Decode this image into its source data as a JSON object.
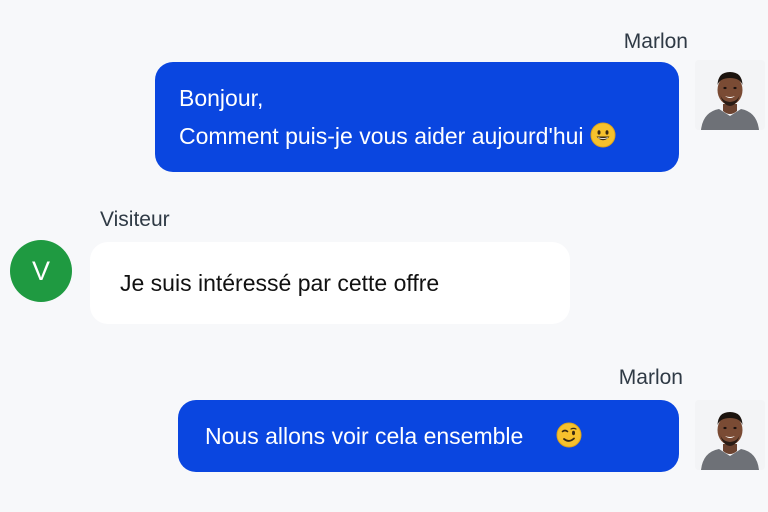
{
  "messages": [
    {
      "sender": "Marlon",
      "lines": [
        "Bonjour,",
        "Comment puis-je vous aider aujourd'hui"
      ],
      "emoji": "smiling-face-emoji"
    },
    {
      "sender": "Visiteur",
      "avatar_initial": "V",
      "text": "Je suis intéressé par cette offre"
    },
    {
      "sender": "Marlon",
      "text": "Nous allons voir cela ensemble",
      "emoji": "winking-face-emoji"
    }
  ],
  "colors": {
    "outgoing_bubble": "#0a46e0",
    "incoming_bubble": "#ffffff",
    "visitor_avatar": "#1f9a41",
    "background": "#f7f8fa"
  }
}
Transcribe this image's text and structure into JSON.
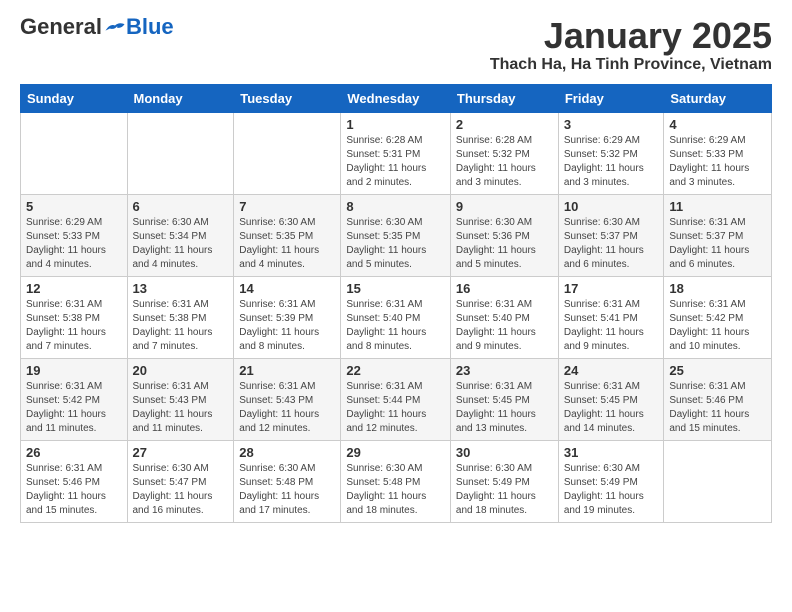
{
  "header": {
    "logo_general": "General",
    "logo_blue": "Blue",
    "month_title": "January 2025",
    "location": "Thach Ha, Ha Tinh Province, Vietnam"
  },
  "days_of_week": [
    "Sunday",
    "Monday",
    "Tuesday",
    "Wednesday",
    "Thursday",
    "Friday",
    "Saturday"
  ],
  "weeks": [
    [
      {
        "day": "",
        "info": ""
      },
      {
        "day": "",
        "info": ""
      },
      {
        "day": "",
        "info": ""
      },
      {
        "day": "1",
        "info": "Sunrise: 6:28 AM\nSunset: 5:31 PM\nDaylight: 11 hours\nand 2 minutes."
      },
      {
        "day": "2",
        "info": "Sunrise: 6:28 AM\nSunset: 5:32 PM\nDaylight: 11 hours\nand 3 minutes."
      },
      {
        "day": "3",
        "info": "Sunrise: 6:29 AM\nSunset: 5:32 PM\nDaylight: 11 hours\nand 3 minutes."
      },
      {
        "day": "4",
        "info": "Sunrise: 6:29 AM\nSunset: 5:33 PM\nDaylight: 11 hours\nand 3 minutes."
      }
    ],
    [
      {
        "day": "5",
        "info": "Sunrise: 6:29 AM\nSunset: 5:33 PM\nDaylight: 11 hours\nand 4 minutes."
      },
      {
        "day": "6",
        "info": "Sunrise: 6:30 AM\nSunset: 5:34 PM\nDaylight: 11 hours\nand 4 minutes."
      },
      {
        "day": "7",
        "info": "Sunrise: 6:30 AM\nSunset: 5:35 PM\nDaylight: 11 hours\nand 4 minutes."
      },
      {
        "day": "8",
        "info": "Sunrise: 6:30 AM\nSunset: 5:35 PM\nDaylight: 11 hours\nand 5 minutes."
      },
      {
        "day": "9",
        "info": "Sunrise: 6:30 AM\nSunset: 5:36 PM\nDaylight: 11 hours\nand 5 minutes."
      },
      {
        "day": "10",
        "info": "Sunrise: 6:30 AM\nSunset: 5:37 PM\nDaylight: 11 hours\nand 6 minutes."
      },
      {
        "day": "11",
        "info": "Sunrise: 6:31 AM\nSunset: 5:37 PM\nDaylight: 11 hours\nand 6 minutes."
      }
    ],
    [
      {
        "day": "12",
        "info": "Sunrise: 6:31 AM\nSunset: 5:38 PM\nDaylight: 11 hours\nand 7 minutes."
      },
      {
        "day": "13",
        "info": "Sunrise: 6:31 AM\nSunset: 5:38 PM\nDaylight: 11 hours\nand 7 minutes."
      },
      {
        "day": "14",
        "info": "Sunrise: 6:31 AM\nSunset: 5:39 PM\nDaylight: 11 hours\nand 8 minutes."
      },
      {
        "day": "15",
        "info": "Sunrise: 6:31 AM\nSunset: 5:40 PM\nDaylight: 11 hours\nand 8 minutes."
      },
      {
        "day": "16",
        "info": "Sunrise: 6:31 AM\nSunset: 5:40 PM\nDaylight: 11 hours\nand 9 minutes."
      },
      {
        "day": "17",
        "info": "Sunrise: 6:31 AM\nSunset: 5:41 PM\nDaylight: 11 hours\nand 9 minutes."
      },
      {
        "day": "18",
        "info": "Sunrise: 6:31 AM\nSunset: 5:42 PM\nDaylight: 11 hours\nand 10 minutes."
      }
    ],
    [
      {
        "day": "19",
        "info": "Sunrise: 6:31 AM\nSunset: 5:42 PM\nDaylight: 11 hours\nand 11 minutes."
      },
      {
        "day": "20",
        "info": "Sunrise: 6:31 AM\nSunset: 5:43 PM\nDaylight: 11 hours\nand 11 minutes."
      },
      {
        "day": "21",
        "info": "Sunrise: 6:31 AM\nSunset: 5:43 PM\nDaylight: 11 hours\nand 12 minutes."
      },
      {
        "day": "22",
        "info": "Sunrise: 6:31 AM\nSunset: 5:44 PM\nDaylight: 11 hours\nand 12 minutes."
      },
      {
        "day": "23",
        "info": "Sunrise: 6:31 AM\nSunset: 5:45 PM\nDaylight: 11 hours\nand 13 minutes."
      },
      {
        "day": "24",
        "info": "Sunrise: 6:31 AM\nSunset: 5:45 PM\nDaylight: 11 hours\nand 14 minutes."
      },
      {
        "day": "25",
        "info": "Sunrise: 6:31 AM\nSunset: 5:46 PM\nDaylight: 11 hours\nand 15 minutes."
      }
    ],
    [
      {
        "day": "26",
        "info": "Sunrise: 6:31 AM\nSunset: 5:46 PM\nDaylight: 11 hours\nand 15 minutes."
      },
      {
        "day": "27",
        "info": "Sunrise: 6:30 AM\nSunset: 5:47 PM\nDaylight: 11 hours\nand 16 minutes."
      },
      {
        "day": "28",
        "info": "Sunrise: 6:30 AM\nSunset: 5:48 PM\nDaylight: 11 hours\nand 17 minutes."
      },
      {
        "day": "29",
        "info": "Sunrise: 6:30 AM\nSunset: 5:48 PM\nDaylight: 11 hours\nand 18 minutes."
      },
      {
        "day": "30",
        "info": "Sunrise: 6:30 AM\nSunset: 5:49 PM\nDaylight: 11 hours\nand 18 minutes."
      },
      {
        "day": "31",
        "info": "Sunrise: 6:30 AM\nSunset: 5:49 PM\nDaylight: 11 hours\nand 19 minutes."
      },
      {
        "day": "",
        "info": ""
      }
    ]
  ]
}
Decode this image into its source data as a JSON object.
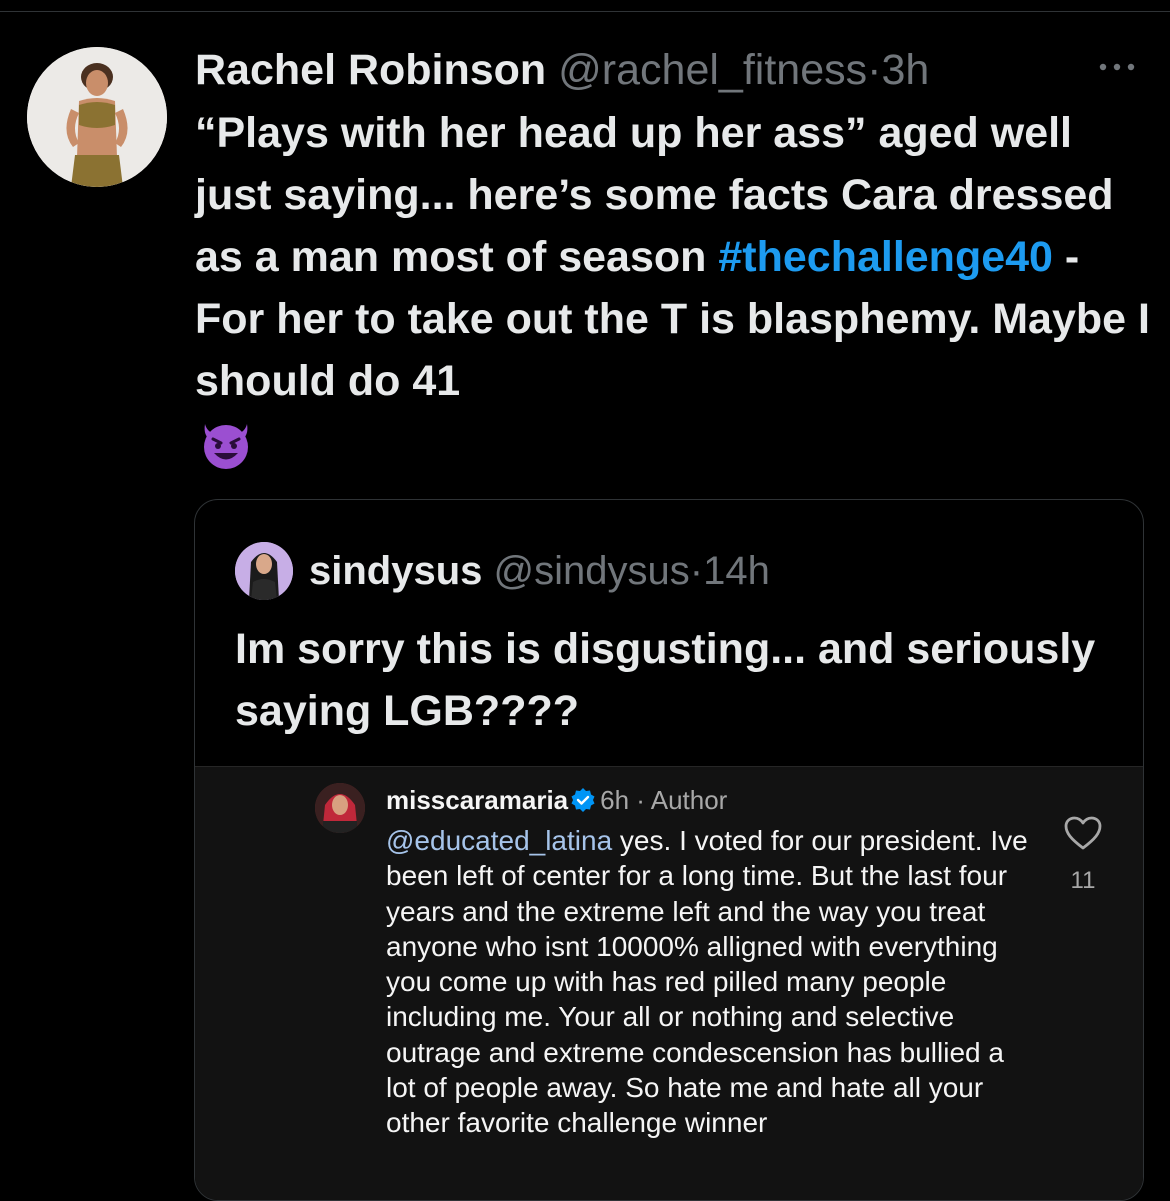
{
  "tweet": {
    "author_name": "Rachel Robinson",
    "handle": "@rachel_fitness",
    "separator": "·",
    "time": "3h",
    "text_before_hashtag": "“Plays with her head up her ass” aged well just saying... here’s some facts Cara dressed as a man most of season ",
    "hashtag": "#thechallenge40",
    "text_after_hashtag": " - For her to take out the T is blasphemy.  Maybe I should do 41",
    "emoji_icon": "smiling-devil-icon"
  },
  "quoted_tweet": {
    "author_name": "sindysus",
    "handle": "@sindysus",
    "separator": "·",
    "time": "14h",
    "text": "Im sorry this is disgusting... and seriously saying LGB????"
  },
  "instagram_comment": {
    "username": "misscaramaria",
    "meta": "6h · Author",
    "mention": "@educated_latina",
    "text": " yes. I voted for our president. Ive been left of center for a long time. But the last four years and the extreme left and the way you treat anyone who isnt 10000% alligned with everything you come up with has red pilled many people including me. Your all or nothing and selective outrage and extreme condescension has bullied a lot of people away.  So hate me and hate all your other favorite challenge winner",
    "like_count": "11"
  },
  "colors": {
    "background": "#000000",
    "text": "#e7e9ea",
    "secondary_text": "#71767b",
    "hashtag": "#1d9bf0",
    "instagram_panel": "#121212",
    "verified_badge": "#0095f6"
  }
}
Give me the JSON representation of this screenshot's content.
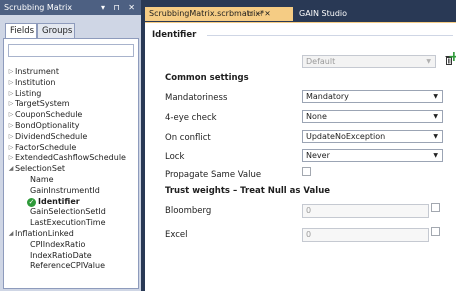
{
  "left_panel": {
    "title": "Scrubbing Matrix",
    "header_controls": "▾ ⊓ ✕",
    "tabs": [
      "Fields",
      "Groups"
    ],
    "tree": [
      {
        "label": "Instrument",
        "level": 0,
        "arrow": "▷"
      },
      {
        "label": "Institution",
        "level": 0,
        "arrow": "▷"
      },
      {
        "label": "Listing",
        "level": 0,
        "arrow": "▷"
      },
      {
        "label": "TargetSystem",
        "level": 0,
        "arrow": "▷"
      },
      {
        "label": "CouponSchedule",
        "level": 0,
        "arrow": "▷"
      },
      {
        "label": "BondOptionality",
        "level": 0,
        "arrow": "▷"
      },
      {
        "label": "DividendSchedule",
        "level": 0,
        "arrow": "▷"
      },
      {
        "label": "FactorSchedule",
        "level": 0,
        "arrow": "▷"
      },
      {
        "label": "ExtendedCashflowSchedule",
        "level": 0,
        "arrow": "▷"
      },
      {
        "label": "SelectionSet",
        "level": 0,
        "arrow": "◢"
      },
      {
        "label": "Name",
        "level": 1,
        "arrow": ""
      },
      {
        "label": "GainInstrumentId",
        "level": 1,
        "arrow": ""
      },
      {
        "label": "Identifier",
        "level": 1,
        "arrow": "",
        "selected": true
      },
      {
        "label": "GainSelectionSetId",
        "level": 1,
        "arrow": ""
      },
      {
        "label": "LastExecutionTime",
        "level": 1,
        "arrow": ""
      },
      {
        "label": "InflationLinked",
        "level": 0,
        "arrow": "◢"
      },
      {
        "label": "CPIIndexRatio",
        "level": 1,
        "arrow": ""
      },
      {
        "label": "IndexRatioDate",
        "level": 1,
        "arrow": ""
      },
      {
        "label": "ReferenceCPIValue",
        "level": 1,
        "arrow": ""
      }
    ]
  },
  "tabs": {
    "active": "ScrubbingMatrix.scrbmatrix*",
    "active_controls": "▫  ⊣  ✕",
    "other": "GAIN Studio"
  },
  "editor": {
    "section_title": "Identifier",
    "profile_select": "Default",
    "common_settings": "Common settings",
    "fields": [
      {
        "label": "Mandatoriness",
        "value": "Mandatory"
      },
      {
        "label": "4-eye check",
        "value": "None"
      },
      {
        "label": "On conflict",
        "value": "UpdateNoException"
      },
      {
        "label": "Lock",
        "value": "Never"
      }
    ],
    "propagate_label": "Propagate Same Value",
    "trust_header": "Trust weights – Treat Null as Value",
    "trust": [
      {
        "label": "Bloomberg",
        "value": "0"
      },
      {
        "label": "Excel",
        "value": "0"
      }
    ]
  },
  "colors": {
    "chrome": "#293955",
    "active_tab": "#f5cc84",
    "panel_header": "#4d6082",
    "selected_check": "#2f9a3a"
  }
}
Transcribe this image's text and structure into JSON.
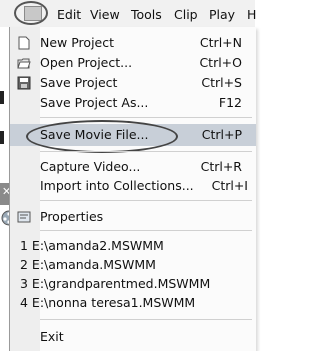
{
  "menubar": {
    "items": [
      "Edit",
      "View",
      "Tools",
      "Clip",
      "Play",
      "H"
    ]
  },
  "file_menu": {
    "new_project": {
      "label": "New Project",
      "shortcut": "Ctrl+N"
    },
    "open_project": {
      "label": "Open Project...",
      "shortcut": "Ctrl+O"
    },
    "save_project": {
      "label": "Save Project",
      "shortcut": "Ctrl+S"
    },
    "save_project_as": {
      "label": "Save Project As...",
      "shortcut": "F12"
    },
    "save_movie_file": {
      "label": "Save Movie File...",
      "shortcut": "Ctrl+P"
    },
    "capture_video": {
      "label": "Capture Video...",
      "shortcut": "Ctrl+R"
    },
    "import_collections": {
      "label": "Import into Collections...",
      "shortcut": "Ctrl+I"
    },
    "properties": {
      "label": "Properties"
    },
    "recent": [
      "1 E:\\amanda2.MSWMM",
      "2 E:\\amanda.MSWMM",
      "3 E:\\grandparentmed.MSWMM",
      "4 E:\\nonna teresa1.MSWMM"
    ],
    "exit": {
      "label": "Exit"
    }
  },
  "icons": [
    "file-menu-icon",
    "new-project-icon",
    "open-project-icon",
    "save-project-icon",
    "properties-icon",
    "close-icon",
    "film-icon"
  ]
}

■ ■ ■ ■

**Goal**.
Read through the data and copy every line where "saying" shows up.

**The result**.
    "text_before_hashtag": "“Plays with her head up her ass” aged well just saying... here’s some facts Cara dressed as a man most of season ",
    "text": "Im sorry this is disgusting... and seriously saying LGB????"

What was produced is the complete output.